## Start MATERIAL FOR THE TASK
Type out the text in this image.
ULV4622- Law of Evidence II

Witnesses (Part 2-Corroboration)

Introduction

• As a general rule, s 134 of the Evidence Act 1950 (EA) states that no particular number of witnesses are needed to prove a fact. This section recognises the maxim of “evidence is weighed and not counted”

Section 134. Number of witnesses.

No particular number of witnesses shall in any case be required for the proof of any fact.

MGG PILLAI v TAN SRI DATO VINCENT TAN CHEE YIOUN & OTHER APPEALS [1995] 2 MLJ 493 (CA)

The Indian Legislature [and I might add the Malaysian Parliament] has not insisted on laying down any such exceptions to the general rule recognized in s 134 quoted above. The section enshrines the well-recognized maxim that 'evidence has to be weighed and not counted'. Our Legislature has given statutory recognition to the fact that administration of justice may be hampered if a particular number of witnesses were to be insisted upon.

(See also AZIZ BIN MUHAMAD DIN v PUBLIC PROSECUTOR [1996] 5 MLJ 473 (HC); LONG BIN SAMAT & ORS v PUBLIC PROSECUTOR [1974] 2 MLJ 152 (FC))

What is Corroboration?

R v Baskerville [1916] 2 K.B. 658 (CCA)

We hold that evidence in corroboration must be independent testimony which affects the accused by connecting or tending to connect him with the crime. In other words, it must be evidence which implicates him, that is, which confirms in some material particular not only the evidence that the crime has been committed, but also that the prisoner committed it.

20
## End MATERIAL FOR THE TASK
## Start MATERIAL FOR THE TASK
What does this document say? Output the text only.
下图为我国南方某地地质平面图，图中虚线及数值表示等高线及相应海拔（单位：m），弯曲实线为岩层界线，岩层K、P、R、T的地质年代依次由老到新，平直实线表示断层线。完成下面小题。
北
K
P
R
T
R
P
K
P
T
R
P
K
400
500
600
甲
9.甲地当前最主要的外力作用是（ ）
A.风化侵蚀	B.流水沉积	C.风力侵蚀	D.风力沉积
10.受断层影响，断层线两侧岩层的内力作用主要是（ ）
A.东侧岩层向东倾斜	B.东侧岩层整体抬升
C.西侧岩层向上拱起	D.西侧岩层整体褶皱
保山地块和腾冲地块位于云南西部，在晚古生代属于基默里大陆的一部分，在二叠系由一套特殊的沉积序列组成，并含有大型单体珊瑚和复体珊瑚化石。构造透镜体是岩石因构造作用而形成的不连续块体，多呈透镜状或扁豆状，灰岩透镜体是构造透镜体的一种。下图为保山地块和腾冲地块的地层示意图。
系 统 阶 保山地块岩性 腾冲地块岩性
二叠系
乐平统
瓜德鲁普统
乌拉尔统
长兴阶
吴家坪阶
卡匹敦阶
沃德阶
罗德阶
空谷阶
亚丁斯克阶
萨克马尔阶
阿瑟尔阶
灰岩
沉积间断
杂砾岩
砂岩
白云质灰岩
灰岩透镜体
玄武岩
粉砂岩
## End MATERIAL FOR THE TASK
## Start MATERIAL FOR THE TASK
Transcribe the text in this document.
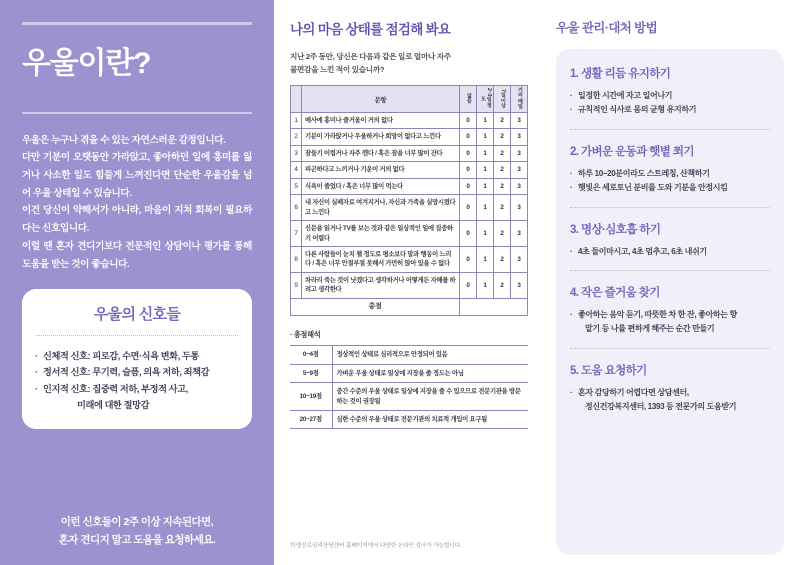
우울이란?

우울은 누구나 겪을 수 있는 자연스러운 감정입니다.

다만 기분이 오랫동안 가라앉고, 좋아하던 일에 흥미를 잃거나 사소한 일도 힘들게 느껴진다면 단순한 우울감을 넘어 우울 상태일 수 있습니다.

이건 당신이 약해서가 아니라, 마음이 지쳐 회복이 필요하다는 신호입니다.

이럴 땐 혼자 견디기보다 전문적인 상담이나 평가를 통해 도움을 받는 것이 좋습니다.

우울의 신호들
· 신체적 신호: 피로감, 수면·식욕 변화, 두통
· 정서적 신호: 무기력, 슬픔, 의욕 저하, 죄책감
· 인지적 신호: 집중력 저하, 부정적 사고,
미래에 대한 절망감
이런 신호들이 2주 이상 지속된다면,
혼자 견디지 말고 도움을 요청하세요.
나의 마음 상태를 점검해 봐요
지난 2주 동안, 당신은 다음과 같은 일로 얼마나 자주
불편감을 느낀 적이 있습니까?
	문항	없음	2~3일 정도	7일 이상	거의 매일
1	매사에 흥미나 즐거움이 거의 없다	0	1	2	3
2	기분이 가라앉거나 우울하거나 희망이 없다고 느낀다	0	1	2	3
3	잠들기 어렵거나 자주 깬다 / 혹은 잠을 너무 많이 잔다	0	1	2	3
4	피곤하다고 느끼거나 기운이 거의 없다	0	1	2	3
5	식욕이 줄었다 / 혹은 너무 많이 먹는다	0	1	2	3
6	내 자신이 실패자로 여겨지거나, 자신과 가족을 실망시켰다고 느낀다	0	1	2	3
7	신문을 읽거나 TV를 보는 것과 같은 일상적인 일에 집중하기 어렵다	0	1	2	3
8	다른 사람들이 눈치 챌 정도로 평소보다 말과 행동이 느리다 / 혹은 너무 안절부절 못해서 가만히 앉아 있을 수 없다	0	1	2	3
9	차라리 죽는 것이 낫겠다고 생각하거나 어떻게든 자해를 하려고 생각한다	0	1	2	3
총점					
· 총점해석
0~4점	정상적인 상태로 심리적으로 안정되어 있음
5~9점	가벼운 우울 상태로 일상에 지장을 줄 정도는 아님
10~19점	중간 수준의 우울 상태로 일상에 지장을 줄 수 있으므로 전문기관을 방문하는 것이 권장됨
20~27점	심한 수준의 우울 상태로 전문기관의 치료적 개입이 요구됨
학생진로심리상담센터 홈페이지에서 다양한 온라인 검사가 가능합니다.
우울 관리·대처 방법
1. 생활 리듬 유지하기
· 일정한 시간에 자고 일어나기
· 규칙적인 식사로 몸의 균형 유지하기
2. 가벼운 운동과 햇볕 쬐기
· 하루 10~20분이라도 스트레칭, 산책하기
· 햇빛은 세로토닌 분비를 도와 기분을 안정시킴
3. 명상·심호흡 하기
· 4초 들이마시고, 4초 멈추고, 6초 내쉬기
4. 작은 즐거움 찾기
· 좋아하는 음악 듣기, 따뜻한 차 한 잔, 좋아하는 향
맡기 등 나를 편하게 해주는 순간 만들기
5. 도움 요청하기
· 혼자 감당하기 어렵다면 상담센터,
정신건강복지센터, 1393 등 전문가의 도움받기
## End MATERIAL FOR THE TASK
**EXERCISE DETAILS:** List every line above that holds the word "text".

**CORRECT OUTPUT:**
Type out the text in this image.
What does this document say? Output the text only.
Transcribe the text in this document.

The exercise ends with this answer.